*** Opening READING TEXT ***

Vision-based Perception for Intelligent Vehicles

Alberto Broggi
VisLab - Universita' di Parma
Italy
 

Brief Bio
Prof. Alberto Broggi received the Dr. Ing. (Master) degree in Electronic Engineering and the Ph.D. degree in Information Technology both from the Universita` di Parma, Italy. He is now Full Professor at the Universita` di Parma and the President of VisLab, the Artificial Vision and Intelligent Systems Laboratory.
As a pioneer in the use of machine vision for automotive applications and on driverless cars, he authored of more than 150 publications on international scientific journals, book chapters, refereed conference proceedings. He served as Editor-in-Chief of the IEEE Transactions on Intelligent Transportation Systems for the term 2004-2008; he served the IEEE Intelligent Transportation Systems Society as President for the term 2010-2011. He is recipient of two ERC (European Research Council) prestigious grants.


Abstract
The keynote will focus on the latest developments in terms of perception on board of vehicles.  Many prototype vehicles have been design and implemented worldwide, each with its own sensor suite; vision is playing an ever increasing role since cameras performance is improving year after year and processing power is becoming available at a low cost.
The presentation will highlight the benefits of using vision as the main perception technology and will describe some ongoing experiments on full 360-degree 3D reconstruction in real time.



 

 

Software- and Systems Architecture for Smart Vehicles

Cornel Klein
CT RDA SSI, Siemens AG
Germany
 

Brief Bio
Cornel Klein is Research Program Manager within the Technology Field “Software and Systems Innovation” of Siemens Corporate Technology in Munich. He is current leading a corporate research program on validation and engineering of intelligent and autonomous systems. Starting his career 1998 at Siemens Public Networks, he held several leading and expert positions within the company and also represented Siemens in external partnerships like ITEA, ARTEMIS/ECSEL and SPES. He has gained an extensive knowledge in communications, cyber-physical and embedded systems, software- and systems engineering as well as in various application domains like automotive, mobility and smart cities/smart buildings. Cornel Klein holds a master and a PhD degree in Computer Science from the Technical University of Munich.

*** Closing READING TEXT ***

> **ACTIVITY**
Carry on the keynote speaker listing above, starting right after the last sentence of Cornel Klein's bio.

*** Opening GIVEN INFORMATION ***

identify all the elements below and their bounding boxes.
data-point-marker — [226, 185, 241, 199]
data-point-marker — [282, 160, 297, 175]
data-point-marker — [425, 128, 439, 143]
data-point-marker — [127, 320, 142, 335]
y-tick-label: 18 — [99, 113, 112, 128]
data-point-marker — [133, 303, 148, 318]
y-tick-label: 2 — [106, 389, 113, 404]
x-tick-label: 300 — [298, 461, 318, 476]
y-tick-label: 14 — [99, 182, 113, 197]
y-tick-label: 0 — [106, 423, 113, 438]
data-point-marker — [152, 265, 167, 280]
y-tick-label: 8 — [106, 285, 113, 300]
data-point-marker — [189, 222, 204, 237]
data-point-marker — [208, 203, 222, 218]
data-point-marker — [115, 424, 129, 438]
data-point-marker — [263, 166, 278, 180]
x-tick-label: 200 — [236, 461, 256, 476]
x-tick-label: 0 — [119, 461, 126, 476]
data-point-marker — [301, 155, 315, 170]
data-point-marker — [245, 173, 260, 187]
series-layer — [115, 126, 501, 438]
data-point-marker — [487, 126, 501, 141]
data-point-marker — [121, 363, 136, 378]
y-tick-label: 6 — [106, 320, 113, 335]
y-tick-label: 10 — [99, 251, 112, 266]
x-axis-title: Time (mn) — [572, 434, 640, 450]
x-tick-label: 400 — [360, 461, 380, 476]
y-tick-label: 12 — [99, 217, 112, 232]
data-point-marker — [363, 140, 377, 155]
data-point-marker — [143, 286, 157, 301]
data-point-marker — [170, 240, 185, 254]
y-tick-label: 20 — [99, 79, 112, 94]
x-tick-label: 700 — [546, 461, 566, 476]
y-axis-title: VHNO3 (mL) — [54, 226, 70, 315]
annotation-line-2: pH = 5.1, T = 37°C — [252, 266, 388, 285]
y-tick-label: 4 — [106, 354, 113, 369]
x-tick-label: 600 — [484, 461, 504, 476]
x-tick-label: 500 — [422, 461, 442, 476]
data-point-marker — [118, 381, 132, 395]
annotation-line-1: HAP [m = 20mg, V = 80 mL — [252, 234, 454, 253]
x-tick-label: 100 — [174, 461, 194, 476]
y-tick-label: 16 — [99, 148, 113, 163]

*** Closing GIVEN INFORMATION ***

> **RESPONSE BELOW**
Abstract
Both fully automated driving and electromobility are promising approaches to address the challenges of mobility with regards to sustainability, urbanization and demographic change. Moreover, they also change the usage patterns and concepts for future passenger vehicles and enable new kinds of applications for special purpose vehicles, for instance in logistics. Recently, many projects and demonstrators have shown the feasiblity and tremendous potential of driving automation for building such “Smart vehicles”. However, we are convinced that for the cost-effective development, validation and deployment of automation functions current vehicle architectures are insufficient. Therefore, we present results and research directions in software- and systems architectures. Moreover, we discuss their relevance for the efficient implementation of new vehicle functions and innovative applications.